## Problem details
From the records below, extract all the text exactly and leave the images behind.

(Data entries)
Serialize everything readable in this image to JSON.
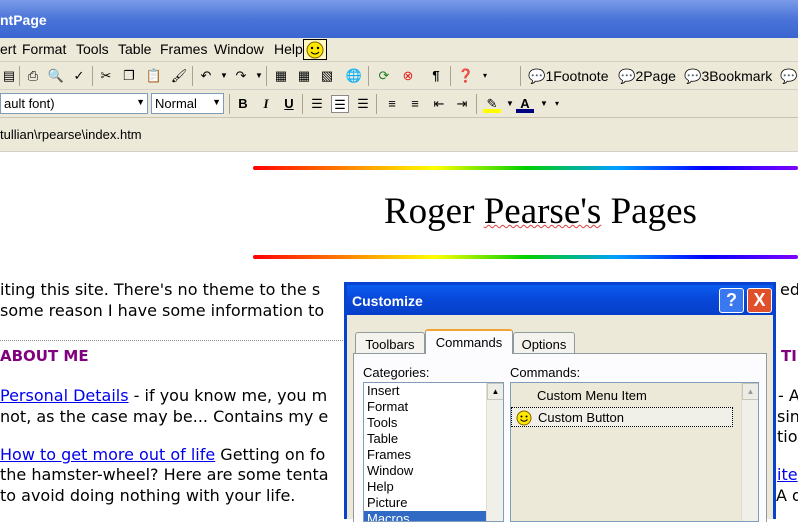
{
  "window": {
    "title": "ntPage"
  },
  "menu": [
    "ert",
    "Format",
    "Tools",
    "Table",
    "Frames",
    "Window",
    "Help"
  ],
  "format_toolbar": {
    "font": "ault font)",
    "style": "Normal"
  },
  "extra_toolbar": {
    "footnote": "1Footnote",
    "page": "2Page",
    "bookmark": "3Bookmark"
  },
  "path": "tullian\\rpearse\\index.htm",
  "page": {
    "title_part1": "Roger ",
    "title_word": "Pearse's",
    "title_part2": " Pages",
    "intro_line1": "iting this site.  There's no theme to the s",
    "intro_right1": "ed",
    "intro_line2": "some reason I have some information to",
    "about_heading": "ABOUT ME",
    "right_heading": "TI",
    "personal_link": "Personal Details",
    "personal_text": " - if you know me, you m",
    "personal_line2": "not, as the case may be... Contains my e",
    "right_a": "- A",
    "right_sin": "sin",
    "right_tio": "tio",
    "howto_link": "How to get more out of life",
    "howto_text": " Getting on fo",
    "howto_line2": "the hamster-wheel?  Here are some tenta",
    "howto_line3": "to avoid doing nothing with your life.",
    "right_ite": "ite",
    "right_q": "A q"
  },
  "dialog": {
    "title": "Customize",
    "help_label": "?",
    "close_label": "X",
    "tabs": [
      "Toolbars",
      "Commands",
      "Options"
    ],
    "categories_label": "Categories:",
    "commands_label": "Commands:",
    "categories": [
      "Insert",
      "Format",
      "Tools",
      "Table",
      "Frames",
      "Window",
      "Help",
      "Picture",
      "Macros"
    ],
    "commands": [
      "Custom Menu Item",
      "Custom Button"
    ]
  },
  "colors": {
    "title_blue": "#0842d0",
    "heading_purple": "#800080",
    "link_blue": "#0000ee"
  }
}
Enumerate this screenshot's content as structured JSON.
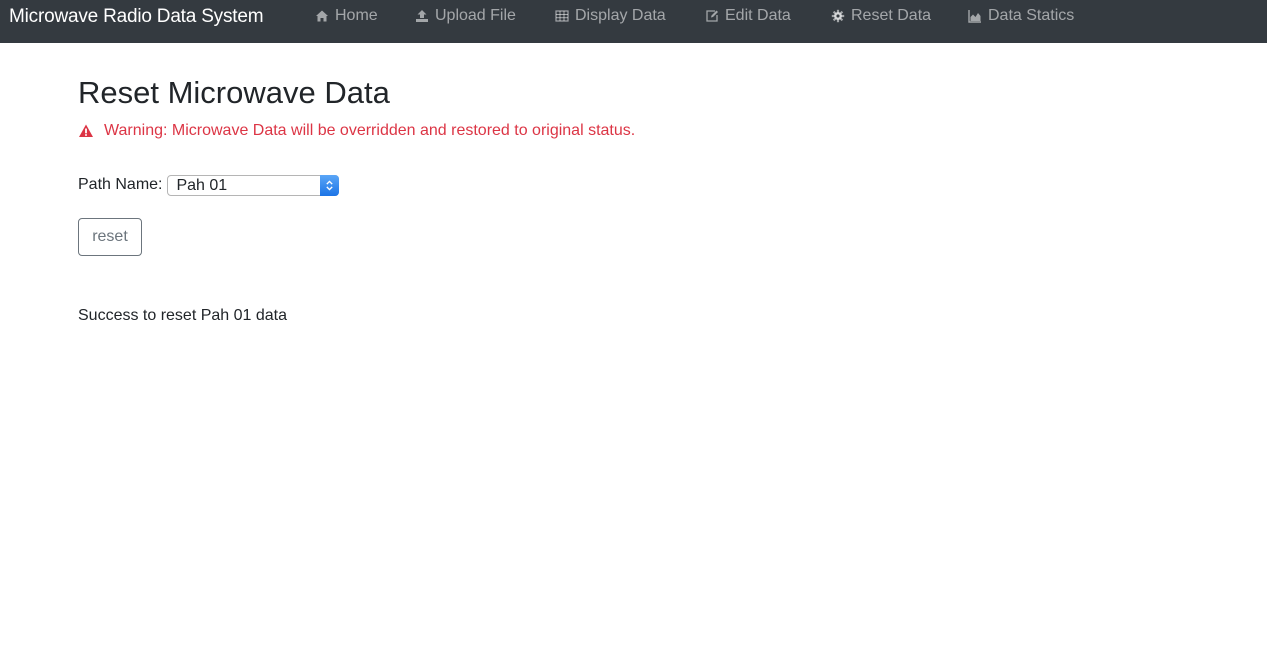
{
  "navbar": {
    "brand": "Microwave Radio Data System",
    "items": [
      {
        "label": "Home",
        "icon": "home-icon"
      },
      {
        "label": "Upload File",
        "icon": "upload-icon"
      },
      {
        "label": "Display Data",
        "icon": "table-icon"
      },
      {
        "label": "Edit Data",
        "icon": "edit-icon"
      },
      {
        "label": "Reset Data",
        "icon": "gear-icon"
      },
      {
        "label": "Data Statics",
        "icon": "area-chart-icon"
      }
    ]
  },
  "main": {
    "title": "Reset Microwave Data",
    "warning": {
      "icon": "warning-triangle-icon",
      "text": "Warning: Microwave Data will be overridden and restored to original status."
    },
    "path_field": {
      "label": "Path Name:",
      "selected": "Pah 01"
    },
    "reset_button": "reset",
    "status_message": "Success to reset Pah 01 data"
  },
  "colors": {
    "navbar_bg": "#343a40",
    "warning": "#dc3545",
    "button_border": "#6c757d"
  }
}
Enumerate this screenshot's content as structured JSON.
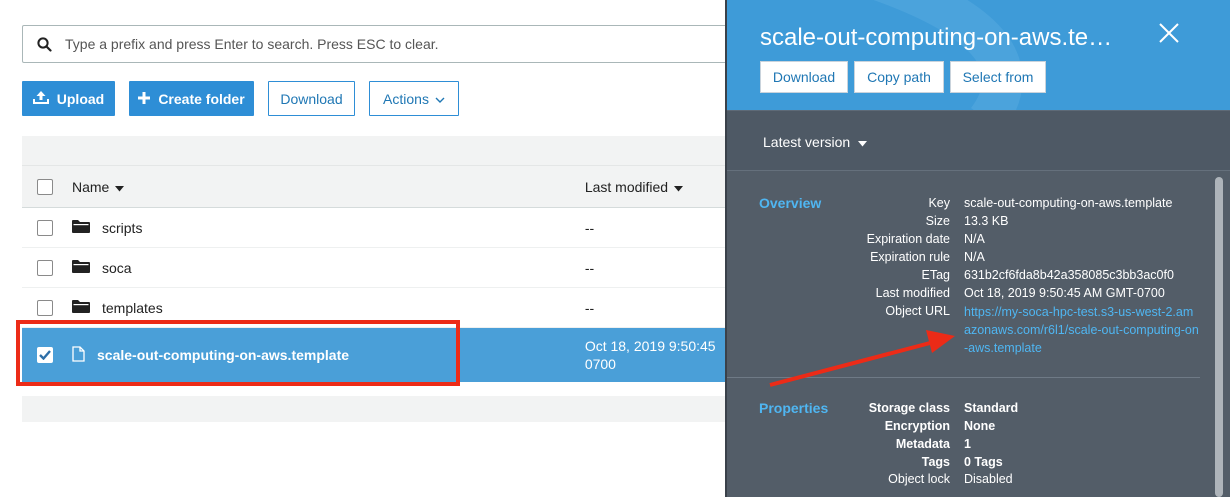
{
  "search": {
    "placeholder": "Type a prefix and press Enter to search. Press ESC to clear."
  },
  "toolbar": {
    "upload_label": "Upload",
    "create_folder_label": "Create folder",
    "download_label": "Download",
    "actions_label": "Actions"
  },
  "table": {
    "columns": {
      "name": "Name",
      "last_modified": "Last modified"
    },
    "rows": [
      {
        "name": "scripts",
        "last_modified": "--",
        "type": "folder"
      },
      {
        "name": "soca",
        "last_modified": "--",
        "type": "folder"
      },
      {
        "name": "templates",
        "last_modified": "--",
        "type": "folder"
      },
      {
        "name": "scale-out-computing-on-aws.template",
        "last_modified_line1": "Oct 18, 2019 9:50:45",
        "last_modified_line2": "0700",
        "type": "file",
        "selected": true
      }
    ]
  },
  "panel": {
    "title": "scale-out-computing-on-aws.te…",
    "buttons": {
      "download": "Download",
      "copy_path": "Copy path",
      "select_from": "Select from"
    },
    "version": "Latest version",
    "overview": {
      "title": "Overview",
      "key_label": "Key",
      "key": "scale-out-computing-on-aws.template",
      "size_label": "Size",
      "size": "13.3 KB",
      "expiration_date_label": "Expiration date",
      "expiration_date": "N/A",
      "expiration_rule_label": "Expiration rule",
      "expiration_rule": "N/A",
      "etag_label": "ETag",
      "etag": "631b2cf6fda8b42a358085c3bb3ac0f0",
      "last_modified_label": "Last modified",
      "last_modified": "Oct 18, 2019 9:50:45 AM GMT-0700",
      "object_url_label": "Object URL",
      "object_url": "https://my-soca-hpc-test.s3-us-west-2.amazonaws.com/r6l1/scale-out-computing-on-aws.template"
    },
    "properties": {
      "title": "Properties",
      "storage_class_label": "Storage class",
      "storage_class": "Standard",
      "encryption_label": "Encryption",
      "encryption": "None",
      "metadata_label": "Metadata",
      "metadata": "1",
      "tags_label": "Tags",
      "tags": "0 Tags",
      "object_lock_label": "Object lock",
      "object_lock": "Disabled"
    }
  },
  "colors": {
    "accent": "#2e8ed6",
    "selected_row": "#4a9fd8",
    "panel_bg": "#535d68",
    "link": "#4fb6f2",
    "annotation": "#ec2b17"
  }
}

## Solution to the problem
Serialize everything readable in this image to JSON.
{
  "window": {
    "title": "ntPage"
  },
  "menu": [
    "ert",
    "Format",
    "Tools",
    "Table",
    "Frames",
    "Window",
    "Help"
  ],
  "format_toolbar": {
    "font": "ault font)",
    "style": "Normal"
  },
  "extra_toolbar": {
    "footnote": "1Footnote",
    "page": "2Page",
    "bookmark": "3Bookmark"
  },
  "path": "tullian\\rpearse\\index.htm",
  "page": {
    "title_part1": "Roger ",
    "title_word": "Pearse's",
    "title_part2": " Pages",
    "intro_line1": "iting this site.  There's no theme to the s",
    "intro_right1": "ed",
    "intro_line2": "some reason I have some information to",
    "about_heading": "ABOUT ME",
    "right_heading": "TI",
    "personal_link": "Personal Details",
    "personal_text": " - if you know me, you m",
    "personal_line2": "not, as the case may be... Contains my e",
    "right_a": "- A",
    "right_sin": "sin",
    "right_tio": "tio",
    "howto_link": "How to get more out of life",
    "howto_text": " Getting on fo",
    "howto_line2": "the hamster-wheel?  Here are some tenta",
    "howto_line3": "to avoid doing nothing with your life.",
    "right_ite": "ite",
    "right_q": "A q"
  },
  "dialog": {
    "title": "Customize",
    "help_label": "?",
    "close_label": "X",
    "tabs": [
      "Toolbars",
      "Commands",
      "Options"
    ],
    "categories_label": "Categories:",
    "commands_label": "Commands:",
    "categories": [
      "Insert",
      "Format",
      "Tools",
      "Table",
      "Frames",
      "Window",
      "Help",
      "Picture",
      "Macros"
    ],
    "commands": [
      "Custom Menu Item",
      "Custom Button"
    ]
  },
  "colors": {
    "title_blue": "#0842d0",
    "heading_purple": "#800080",
    "link_blue": "#0000ee"
  }
}
Enumerate this screenshot's content as structured JSON.
{
  "navbar": {
    "brand": "Microwave Radio Data System",
    "items": [
      {
        "label": "Home",
        "icon": "home-icon"
      },
      {
        "label": "Upload File",
        "icon": "upload-icon"
      },
      {
        "label": "Display Data",
        "icon": "table-icon"
      },
      {
        "label": "Edit Data",
        "icon": "edit-icon"
      },
      {
        "label": "Reset Data",
        "icon": "gear-icon"
      },
      {
        "label": "Data Statics",
        "icon": "area-chart-icon"
      }
    ]
  },
  "main": {
    "title": "Reset Microwave Data",
    "warning": {
      "icon": "warning-triangle-icon",
      "text": "Warning: Microwave Data will be overridden and restored to original status."
    },
    "path_field": {
      "label": "Path Name:",
      "selected": "Pah 01"
    },
    "reset_button": "reset",
    "status_message": "Success to reset Pah 01 data"
  },
  "colors": {
    "navbar_bg": "#343a40",
    "warning": "#dc3545",
    "button_border": "#6c757d"
  }
}
Enumerate this screenshot's content as structured JSON.
{
  "search": {
    "placeholder": "Type a prefix and press Enter to search. Press ESC to clear."
  },
  "toolbar": {
    "upload_label": "Upload",
    "create_folder_label": "Create folder",
    "download_label": "Download",
    "actions_label": "Actions"
  },
  "table": {
    "columns": {
      "name": "Name",
      "last_modified": "Last modified"
    },
    "rows": [
      {
        "name": "scripts",
        "last_modified": "--",
        "type": "folder"
      },
      {
        "name": "soca",
        "last_modified": "--",
        "type": "folder"
      },
      {
        "name": "templates",
        "last_modified": "--",
        "type": "folder"
      },
      {
        "name": "scale-out-computing-on-aws.template",
        "last_modified_line1": "Oct 18, 2019 9:50:45",
        "last_modified_line2": "0700",
        "type": "file",
        "selected": true
      }
    ]
  },
  "panel": {
    "title": "scale-out-computing-on-aws.te…",
    "buttons": {
      "download": "Download",
      "copy_path": "Copy path",
      "select_from": "Select from"
    },
    "version": "Latest version",
    "overview": {
      "title": "Overview",
      "key_label": "Key",
      "key": "scale-out-computing-on-aws.template",
      "size_label": "Size",
      "size": "13.3 KB",
      "expiration_date_label": "Expiration date",
      "expiration_date": "N/A",
      "expiration_rule_label": "Expiration rule",
      "expiration_rule": "N/A",
      "etag_label": "ETag",
      "etag": "631b2cf6fda8b42a358085c3bb3ac0f0",
      "last_modified_label": "Last modified",
      "last_modified": "Oct 18, 2019 9:50:45 AM GMT-0700",
      "object_url_label": "Object URL",
      "object_url": "https://my-soca-hpc-test.s3-us-west-2.amazonaws.com/r6l1/scale-out-computing-on-aws.template"
    },
    "properties": {
      "title": "Properties",
      "storage_class_label": "Storage class",
      "storage_class": "Standard",
      "encryption_label": "Encryption",
      "encryption": "None",
      "metadata_label": "Metadata",
      "metadata": "1",
      "tags_label": "Tags",
      "tags": "0 Tags",
      "object_lock_label": "Object lock",
      "object_lock": "Disabled"
    }
  },
  "colors": {
    "accent": "#2e8ed6",
    "selected_row": "#4a9fd8",
    "panel_bg": "#535d68",
    "link": "#4fb6f2",
    "annotation": "#ec2b17"
  }
}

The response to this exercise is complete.